++++ RAW RECORDS ++++
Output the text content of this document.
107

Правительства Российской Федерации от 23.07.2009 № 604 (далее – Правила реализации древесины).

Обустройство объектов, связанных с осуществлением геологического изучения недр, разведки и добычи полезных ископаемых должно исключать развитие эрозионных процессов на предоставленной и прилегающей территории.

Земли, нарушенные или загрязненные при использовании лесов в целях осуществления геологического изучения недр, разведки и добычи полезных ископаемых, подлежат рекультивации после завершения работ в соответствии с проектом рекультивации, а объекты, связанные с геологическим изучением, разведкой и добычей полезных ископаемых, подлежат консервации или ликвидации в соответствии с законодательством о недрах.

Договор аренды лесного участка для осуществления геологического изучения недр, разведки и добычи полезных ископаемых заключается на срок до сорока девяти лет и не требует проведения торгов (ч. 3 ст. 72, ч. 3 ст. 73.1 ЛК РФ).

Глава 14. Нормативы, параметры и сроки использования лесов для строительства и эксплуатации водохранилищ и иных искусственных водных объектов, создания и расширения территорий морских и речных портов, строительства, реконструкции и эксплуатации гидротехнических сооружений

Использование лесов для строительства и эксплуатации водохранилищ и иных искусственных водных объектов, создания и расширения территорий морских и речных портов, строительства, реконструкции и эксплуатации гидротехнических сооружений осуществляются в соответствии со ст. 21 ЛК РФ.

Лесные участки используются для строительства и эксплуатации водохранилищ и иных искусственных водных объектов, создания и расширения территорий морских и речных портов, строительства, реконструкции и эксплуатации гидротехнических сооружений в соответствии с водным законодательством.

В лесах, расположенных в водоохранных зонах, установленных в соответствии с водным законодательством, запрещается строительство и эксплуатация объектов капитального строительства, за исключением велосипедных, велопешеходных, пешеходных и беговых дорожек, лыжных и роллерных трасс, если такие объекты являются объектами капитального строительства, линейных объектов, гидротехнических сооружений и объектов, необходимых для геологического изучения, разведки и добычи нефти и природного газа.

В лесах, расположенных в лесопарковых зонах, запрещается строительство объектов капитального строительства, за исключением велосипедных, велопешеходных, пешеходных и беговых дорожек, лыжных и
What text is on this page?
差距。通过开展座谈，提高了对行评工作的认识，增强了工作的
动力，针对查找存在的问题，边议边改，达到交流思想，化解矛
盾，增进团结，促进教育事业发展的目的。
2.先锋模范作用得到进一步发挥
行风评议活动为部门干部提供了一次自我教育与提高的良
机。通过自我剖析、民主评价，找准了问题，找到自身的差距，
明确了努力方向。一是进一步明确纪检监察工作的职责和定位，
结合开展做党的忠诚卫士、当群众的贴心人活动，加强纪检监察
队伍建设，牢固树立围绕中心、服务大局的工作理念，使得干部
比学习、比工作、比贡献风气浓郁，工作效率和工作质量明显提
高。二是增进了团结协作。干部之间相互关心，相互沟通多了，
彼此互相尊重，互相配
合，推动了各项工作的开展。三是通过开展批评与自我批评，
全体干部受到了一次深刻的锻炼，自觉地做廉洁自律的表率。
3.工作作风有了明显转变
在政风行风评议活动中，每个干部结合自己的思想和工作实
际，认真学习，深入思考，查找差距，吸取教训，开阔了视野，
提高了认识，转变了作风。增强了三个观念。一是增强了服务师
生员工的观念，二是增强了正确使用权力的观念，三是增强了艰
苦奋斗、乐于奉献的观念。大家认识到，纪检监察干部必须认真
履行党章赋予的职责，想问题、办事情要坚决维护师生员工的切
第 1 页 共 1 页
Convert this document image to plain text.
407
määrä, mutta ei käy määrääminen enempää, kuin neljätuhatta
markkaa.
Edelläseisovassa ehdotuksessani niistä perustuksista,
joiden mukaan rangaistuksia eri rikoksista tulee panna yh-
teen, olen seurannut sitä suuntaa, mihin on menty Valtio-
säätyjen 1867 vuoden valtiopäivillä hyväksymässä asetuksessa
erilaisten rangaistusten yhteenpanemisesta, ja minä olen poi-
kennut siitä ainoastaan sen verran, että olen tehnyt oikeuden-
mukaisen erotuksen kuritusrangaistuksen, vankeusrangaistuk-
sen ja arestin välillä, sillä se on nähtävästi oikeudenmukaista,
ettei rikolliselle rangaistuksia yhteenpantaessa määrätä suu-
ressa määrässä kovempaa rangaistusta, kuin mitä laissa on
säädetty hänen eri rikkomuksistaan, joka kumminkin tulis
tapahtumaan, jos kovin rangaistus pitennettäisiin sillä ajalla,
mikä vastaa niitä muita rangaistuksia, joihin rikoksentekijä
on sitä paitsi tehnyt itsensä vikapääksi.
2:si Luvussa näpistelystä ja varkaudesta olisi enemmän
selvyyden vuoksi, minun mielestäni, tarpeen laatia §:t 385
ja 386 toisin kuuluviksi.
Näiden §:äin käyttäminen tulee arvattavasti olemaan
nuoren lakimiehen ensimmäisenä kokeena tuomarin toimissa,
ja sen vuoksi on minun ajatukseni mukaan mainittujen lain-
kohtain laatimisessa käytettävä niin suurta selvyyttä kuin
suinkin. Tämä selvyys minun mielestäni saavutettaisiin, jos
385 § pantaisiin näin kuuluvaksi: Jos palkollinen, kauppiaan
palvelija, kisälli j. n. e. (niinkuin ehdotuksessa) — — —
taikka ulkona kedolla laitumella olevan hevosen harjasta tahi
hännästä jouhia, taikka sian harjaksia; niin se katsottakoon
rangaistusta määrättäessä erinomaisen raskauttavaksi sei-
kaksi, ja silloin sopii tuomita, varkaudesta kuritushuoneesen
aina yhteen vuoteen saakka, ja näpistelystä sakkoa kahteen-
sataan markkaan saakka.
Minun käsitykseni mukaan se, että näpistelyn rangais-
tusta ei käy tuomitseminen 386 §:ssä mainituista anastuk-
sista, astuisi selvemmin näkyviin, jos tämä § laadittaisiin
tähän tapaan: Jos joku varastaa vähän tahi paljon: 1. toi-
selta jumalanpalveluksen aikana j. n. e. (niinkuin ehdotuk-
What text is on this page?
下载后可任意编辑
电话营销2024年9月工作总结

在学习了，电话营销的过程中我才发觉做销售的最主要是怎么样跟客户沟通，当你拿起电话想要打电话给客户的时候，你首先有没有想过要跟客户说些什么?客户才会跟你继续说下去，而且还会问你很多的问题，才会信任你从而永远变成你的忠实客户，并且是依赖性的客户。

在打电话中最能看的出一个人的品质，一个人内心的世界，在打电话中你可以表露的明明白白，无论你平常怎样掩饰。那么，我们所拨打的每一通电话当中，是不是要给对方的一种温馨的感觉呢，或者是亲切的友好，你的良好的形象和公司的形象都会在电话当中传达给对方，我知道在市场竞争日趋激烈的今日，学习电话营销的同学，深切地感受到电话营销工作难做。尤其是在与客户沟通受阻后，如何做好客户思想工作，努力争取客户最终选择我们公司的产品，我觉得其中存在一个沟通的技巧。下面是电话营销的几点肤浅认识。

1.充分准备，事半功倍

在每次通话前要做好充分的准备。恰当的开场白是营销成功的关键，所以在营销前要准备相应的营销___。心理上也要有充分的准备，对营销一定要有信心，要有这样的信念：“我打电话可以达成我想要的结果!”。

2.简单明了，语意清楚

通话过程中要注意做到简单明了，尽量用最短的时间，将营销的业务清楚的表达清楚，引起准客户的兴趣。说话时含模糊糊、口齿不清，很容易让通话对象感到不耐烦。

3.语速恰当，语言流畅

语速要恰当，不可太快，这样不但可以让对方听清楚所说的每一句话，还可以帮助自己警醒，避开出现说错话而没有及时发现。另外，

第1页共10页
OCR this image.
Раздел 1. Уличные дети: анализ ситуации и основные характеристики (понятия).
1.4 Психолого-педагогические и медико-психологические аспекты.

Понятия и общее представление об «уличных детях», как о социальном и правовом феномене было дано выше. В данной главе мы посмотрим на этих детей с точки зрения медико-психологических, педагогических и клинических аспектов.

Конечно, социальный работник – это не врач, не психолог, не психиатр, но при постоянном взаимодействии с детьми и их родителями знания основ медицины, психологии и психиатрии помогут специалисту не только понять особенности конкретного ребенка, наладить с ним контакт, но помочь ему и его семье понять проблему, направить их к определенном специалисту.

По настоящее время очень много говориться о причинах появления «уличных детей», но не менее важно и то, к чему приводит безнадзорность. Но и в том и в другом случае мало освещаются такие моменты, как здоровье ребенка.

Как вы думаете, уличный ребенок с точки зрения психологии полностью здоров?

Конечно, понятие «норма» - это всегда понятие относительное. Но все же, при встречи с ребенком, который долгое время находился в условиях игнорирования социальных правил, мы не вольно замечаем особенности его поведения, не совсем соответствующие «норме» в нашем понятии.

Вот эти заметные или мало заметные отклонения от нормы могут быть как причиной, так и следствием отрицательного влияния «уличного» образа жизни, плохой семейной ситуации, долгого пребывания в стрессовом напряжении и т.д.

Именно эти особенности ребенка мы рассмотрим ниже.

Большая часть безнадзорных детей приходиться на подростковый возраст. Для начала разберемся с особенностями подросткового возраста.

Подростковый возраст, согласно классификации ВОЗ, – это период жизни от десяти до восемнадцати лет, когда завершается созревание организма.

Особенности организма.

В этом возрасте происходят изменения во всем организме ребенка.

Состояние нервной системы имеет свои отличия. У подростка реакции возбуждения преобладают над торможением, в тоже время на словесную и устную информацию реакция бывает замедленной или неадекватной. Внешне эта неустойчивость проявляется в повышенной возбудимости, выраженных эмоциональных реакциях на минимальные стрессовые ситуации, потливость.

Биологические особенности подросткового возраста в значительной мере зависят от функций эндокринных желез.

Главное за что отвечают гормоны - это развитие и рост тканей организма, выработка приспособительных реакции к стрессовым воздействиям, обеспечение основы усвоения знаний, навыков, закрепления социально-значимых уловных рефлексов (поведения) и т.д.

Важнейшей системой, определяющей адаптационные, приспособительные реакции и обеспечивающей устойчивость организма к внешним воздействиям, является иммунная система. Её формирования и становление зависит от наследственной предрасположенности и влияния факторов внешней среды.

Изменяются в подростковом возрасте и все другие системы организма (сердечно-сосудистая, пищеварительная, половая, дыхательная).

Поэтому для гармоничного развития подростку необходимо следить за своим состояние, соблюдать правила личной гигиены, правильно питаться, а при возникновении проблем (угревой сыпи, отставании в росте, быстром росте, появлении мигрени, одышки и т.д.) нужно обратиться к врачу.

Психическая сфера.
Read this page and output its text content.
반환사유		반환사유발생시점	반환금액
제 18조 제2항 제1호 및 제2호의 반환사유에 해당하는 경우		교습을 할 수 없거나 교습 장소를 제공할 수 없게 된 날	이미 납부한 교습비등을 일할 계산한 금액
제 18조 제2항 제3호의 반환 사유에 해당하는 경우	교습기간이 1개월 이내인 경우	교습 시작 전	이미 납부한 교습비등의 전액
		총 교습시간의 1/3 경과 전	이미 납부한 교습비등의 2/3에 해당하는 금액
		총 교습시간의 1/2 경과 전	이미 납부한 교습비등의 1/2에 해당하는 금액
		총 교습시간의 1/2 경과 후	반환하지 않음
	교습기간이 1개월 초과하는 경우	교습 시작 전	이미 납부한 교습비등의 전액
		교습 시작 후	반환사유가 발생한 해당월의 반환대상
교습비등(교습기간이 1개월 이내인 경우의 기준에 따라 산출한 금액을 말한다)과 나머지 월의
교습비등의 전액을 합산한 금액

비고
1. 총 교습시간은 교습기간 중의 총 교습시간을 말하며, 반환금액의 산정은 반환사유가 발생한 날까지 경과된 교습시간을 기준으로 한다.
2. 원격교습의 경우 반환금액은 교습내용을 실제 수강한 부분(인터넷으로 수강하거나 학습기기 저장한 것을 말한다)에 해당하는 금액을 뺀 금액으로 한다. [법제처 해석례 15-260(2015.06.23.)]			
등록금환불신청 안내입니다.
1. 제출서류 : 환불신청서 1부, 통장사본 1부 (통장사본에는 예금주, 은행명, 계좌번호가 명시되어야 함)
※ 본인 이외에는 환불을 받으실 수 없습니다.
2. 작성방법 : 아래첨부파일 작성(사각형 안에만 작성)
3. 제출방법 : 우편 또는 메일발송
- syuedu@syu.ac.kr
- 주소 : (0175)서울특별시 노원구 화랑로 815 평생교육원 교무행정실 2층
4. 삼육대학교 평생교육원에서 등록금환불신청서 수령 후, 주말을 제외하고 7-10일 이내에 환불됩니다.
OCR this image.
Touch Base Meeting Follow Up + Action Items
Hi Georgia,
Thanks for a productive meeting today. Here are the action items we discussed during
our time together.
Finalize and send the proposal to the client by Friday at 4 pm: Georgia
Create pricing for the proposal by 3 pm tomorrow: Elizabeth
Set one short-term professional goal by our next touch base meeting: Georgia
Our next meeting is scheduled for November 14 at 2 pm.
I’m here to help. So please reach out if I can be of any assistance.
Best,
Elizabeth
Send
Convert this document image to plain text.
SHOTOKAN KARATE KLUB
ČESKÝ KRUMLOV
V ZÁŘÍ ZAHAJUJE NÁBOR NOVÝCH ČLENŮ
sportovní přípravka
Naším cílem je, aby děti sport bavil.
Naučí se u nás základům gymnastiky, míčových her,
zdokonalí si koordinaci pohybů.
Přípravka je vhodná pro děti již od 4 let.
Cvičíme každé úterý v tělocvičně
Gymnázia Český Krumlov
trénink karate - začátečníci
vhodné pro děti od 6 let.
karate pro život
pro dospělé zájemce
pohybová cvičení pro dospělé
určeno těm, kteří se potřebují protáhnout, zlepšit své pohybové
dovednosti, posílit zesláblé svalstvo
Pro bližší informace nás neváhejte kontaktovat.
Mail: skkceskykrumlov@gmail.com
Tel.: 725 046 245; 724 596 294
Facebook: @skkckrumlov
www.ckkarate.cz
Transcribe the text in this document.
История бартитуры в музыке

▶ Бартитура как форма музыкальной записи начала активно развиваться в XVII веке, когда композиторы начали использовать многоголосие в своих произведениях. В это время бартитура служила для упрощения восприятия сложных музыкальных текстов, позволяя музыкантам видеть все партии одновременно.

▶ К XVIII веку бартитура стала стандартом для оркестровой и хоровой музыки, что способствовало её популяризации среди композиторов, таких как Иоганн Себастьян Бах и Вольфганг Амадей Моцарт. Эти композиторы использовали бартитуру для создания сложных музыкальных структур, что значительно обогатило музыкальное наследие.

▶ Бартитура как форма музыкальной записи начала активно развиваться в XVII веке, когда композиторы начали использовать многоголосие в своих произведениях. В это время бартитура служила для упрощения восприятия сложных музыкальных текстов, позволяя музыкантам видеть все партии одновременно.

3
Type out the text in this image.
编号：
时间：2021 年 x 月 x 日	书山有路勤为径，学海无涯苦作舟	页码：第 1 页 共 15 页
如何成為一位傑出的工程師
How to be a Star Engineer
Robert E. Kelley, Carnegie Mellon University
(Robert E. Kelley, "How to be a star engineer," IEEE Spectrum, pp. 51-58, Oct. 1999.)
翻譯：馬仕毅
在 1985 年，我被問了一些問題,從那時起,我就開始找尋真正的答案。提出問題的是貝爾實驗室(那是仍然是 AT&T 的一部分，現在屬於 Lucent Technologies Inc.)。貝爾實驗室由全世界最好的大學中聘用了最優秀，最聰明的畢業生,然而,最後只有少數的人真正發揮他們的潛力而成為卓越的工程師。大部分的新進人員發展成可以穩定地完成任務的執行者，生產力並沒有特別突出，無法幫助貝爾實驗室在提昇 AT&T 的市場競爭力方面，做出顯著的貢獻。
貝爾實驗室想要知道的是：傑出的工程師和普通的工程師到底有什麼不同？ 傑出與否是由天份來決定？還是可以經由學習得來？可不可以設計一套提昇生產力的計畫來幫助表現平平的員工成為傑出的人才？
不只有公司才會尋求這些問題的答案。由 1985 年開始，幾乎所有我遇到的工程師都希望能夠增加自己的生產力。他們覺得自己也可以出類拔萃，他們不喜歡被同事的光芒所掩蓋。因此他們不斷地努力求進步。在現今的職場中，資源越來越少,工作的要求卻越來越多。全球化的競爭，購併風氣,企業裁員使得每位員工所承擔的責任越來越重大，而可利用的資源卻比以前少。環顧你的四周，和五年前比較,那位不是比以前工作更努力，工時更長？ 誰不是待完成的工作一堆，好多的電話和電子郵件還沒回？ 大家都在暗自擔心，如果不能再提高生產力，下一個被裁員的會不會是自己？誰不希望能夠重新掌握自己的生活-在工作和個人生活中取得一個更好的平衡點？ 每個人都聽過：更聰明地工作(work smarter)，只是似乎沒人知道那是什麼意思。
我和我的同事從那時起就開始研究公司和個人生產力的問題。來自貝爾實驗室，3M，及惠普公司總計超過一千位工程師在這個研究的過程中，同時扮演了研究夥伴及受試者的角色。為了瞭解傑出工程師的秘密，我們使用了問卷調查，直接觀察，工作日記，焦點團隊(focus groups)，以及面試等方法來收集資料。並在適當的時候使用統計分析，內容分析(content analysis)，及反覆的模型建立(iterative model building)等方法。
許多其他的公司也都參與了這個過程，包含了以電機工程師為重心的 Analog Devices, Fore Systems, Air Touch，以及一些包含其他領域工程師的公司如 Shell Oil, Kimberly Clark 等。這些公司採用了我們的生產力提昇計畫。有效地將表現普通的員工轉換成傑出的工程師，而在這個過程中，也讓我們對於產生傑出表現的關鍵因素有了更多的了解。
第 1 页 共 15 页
++++
#### [THE REQUEST]
Gather up, from the records above, each line where the word "proposal" appears.

#### [RESPONSE]
Finalize and send the proposal to the client by Friday at 4 pm: Georgia
Create pricing for the proposal by 3 pm tomorrow: Elizabeth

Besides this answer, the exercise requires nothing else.